[begin Data to use]

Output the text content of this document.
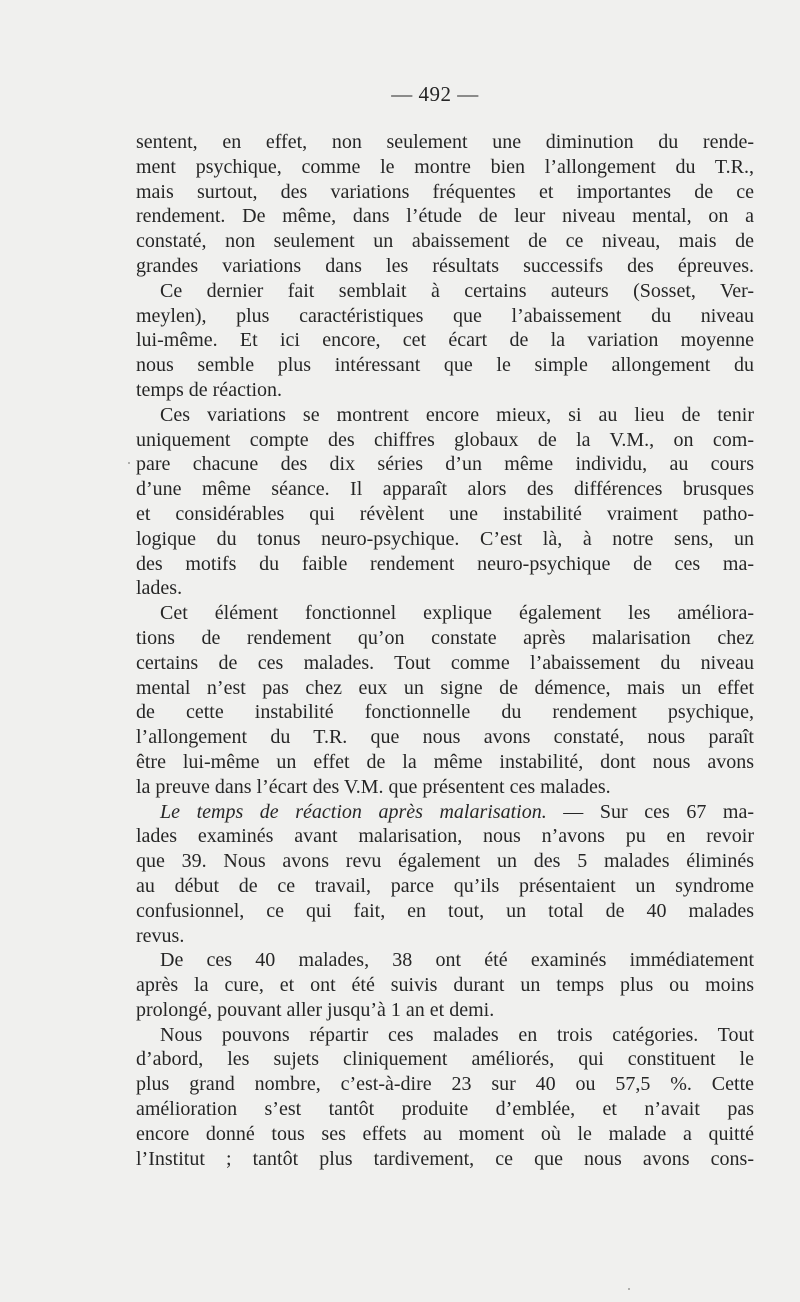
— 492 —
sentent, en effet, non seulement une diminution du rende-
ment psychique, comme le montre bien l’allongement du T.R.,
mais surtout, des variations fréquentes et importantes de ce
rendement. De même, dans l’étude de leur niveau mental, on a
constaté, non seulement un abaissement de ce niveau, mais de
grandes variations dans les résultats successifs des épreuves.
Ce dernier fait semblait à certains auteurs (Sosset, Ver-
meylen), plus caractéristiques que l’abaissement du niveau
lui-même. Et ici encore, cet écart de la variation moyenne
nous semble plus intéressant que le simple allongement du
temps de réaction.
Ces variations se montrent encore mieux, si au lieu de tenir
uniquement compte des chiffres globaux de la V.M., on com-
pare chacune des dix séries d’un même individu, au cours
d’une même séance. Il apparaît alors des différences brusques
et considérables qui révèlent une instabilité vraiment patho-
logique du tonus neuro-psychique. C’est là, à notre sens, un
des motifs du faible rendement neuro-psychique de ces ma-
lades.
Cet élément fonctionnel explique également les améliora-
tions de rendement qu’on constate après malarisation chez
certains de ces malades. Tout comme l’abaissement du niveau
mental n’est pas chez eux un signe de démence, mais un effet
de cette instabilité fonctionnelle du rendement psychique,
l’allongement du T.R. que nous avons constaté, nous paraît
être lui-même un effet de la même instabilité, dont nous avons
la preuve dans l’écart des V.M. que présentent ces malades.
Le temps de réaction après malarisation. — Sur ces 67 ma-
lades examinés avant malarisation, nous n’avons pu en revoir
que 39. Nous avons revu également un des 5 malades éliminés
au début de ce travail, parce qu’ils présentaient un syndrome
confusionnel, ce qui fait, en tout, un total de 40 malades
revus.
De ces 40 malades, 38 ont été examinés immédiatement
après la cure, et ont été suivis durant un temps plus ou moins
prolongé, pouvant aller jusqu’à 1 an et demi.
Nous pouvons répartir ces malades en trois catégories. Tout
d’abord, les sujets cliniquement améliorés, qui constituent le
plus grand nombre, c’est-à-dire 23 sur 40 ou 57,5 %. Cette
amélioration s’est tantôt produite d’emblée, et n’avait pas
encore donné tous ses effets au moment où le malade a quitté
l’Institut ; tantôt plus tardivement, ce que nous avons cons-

[end Data to use]

▶ [Requirement]:
Write out the data precisely as given, excluding the pictures.

▶ [Solution to the problem]:
Output the text content of this document.
— 492 —
sentent, en effet, non seulement une diminution du rende-
ment psychique, comme le montre bien l’allongement du T.R.,
mais surtout, des variations fréquentes et importantes de ce
rendement. De même, dans l’étude de leur niveau mental, on a
constaté, non seulement un abaissement de ce niveau, mais de
grandes variations dans les résultats successifs des épreuves.
Ce dernier fait semblait à certains auteurs (Sosset, Ver-
meylen), plus caractéristiques que l’abaissement du niveau
lui-même. Et ici encore, cet écart de la variation moyenne
nous semble plus intéressant que le simple allongement du
temps de réaction.
Ces variations se montrent encore mieux, si au lieu de tenir
uniquement compte des chiffres globaux de la V.M., on com-
pare chacune des dix séries d’un même individu, au cours
d’une même séance. Il apparaît alors des différences brusques
et considérables qui révèlent une instabilité vraiment patho-
logique du tonus neuro-psychique. C’est là, à notre sens, un
des motifs du faible rendement neuro-psychique de ces ma-
lades.
Cet élément fonctionnel explique également les améliora-
tions de rendement qu’on constate après malarisation chez
certains de ces malades. Tout comme l’abaissement du niveau
mental n’est pas chez eux un signe de démence, mais un effet
de cette instabilité fonctionnelle du rendement psychique,
l’allongement du T.R. que nous avons constaté, nous paraît
être lui-même un effet de la même instabilité, dont nous avons
la preuve dans l’écart des V.M. que présentent ces malades.
Le temps de réaction après malarisation. — Sur ces 67 ma-
lades examinés avant malarisation, nous n’avons pu en revoir
que 39. Nous avons revu également un des 5 malades éliminés
au début de ce travail, parce qu’ils présentaient un syndrome
confusionnel, ce qui fait, en tout, un total de 40 malades
revus.
De ces 40 malades, 38 ont été examinés immédiatement
après la cure, et ont été suivis durant un temps plus ou moins
prolongé, pouvant aller jusqu’à 1 an et demi.
Nous pouvons répartir ces malades en trois catégories. Tout
d’abord, les sujets cliniquement améliorés, qui constituent le
plus grand nombre, c’est-à-dire 23 sur 40 ou 57,5 %. Cette
amélioration s’est tantôt produite d’emblée, et n’avait pas
encore donné tous ses effets au moment où le malade a quitté
l’Institut ; tantôt plus tardivement, ce que nous avons cons-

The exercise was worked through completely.